SUPPLIED ENTRIES:
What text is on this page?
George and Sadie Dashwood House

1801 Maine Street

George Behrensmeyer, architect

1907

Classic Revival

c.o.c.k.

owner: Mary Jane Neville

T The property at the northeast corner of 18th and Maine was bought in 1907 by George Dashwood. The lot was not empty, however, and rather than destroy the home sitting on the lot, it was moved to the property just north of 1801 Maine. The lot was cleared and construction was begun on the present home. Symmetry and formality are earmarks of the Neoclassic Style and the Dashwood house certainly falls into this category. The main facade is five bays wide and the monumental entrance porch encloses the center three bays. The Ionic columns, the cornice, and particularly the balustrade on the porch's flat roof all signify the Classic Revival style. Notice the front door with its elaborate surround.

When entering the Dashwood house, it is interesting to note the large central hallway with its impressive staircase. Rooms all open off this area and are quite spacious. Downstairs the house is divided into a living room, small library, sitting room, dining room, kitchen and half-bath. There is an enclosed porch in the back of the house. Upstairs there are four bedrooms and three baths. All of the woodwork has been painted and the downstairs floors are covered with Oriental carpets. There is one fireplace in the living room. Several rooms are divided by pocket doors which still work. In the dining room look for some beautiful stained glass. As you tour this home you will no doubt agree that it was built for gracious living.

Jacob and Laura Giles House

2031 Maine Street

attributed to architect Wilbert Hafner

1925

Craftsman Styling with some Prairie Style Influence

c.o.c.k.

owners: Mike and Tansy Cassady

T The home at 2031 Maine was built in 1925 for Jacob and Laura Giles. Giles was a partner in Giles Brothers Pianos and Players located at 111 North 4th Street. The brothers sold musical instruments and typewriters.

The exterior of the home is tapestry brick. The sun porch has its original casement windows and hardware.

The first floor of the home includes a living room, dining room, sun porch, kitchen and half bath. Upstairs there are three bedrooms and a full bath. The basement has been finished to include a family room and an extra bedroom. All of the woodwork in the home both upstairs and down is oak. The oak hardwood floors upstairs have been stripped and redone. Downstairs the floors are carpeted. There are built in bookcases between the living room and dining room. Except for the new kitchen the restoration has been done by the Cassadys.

TASK TO COMPLETE: Find each line in the records holding the string "Maine" and show it.

FINAL ANSWER:
1801 Maine Street
T The property at the northeast corner of 18th and Maine was bought in 1907 by George Dashwood. The lot was not empty, however, and rather than destroy the home sitting on the lot, it was moved to the property just north of 1801 Maine. The lot was cleared and construction was begun on the present home. Symmetry and formality are earmarks of the Neoclassic Style and the Dashwood house certainly falls into this category. The main facade is five bays wide and the monumental entrance porch encloses the center three bays. The Ionic columns, the cornice, and particularly the balustrade on the porch's flat roof all signify the Classic Revival style. Notice the front door with its elaborate surround.
2031 Maine Street
T The home at 2031 Maine was built in 1925 for Jacob and Laura Giles. Giles was a partner in Giles Brothers Pianos and Players located at 111 North 4th Street. The brothers sold musical instruments and typewriters.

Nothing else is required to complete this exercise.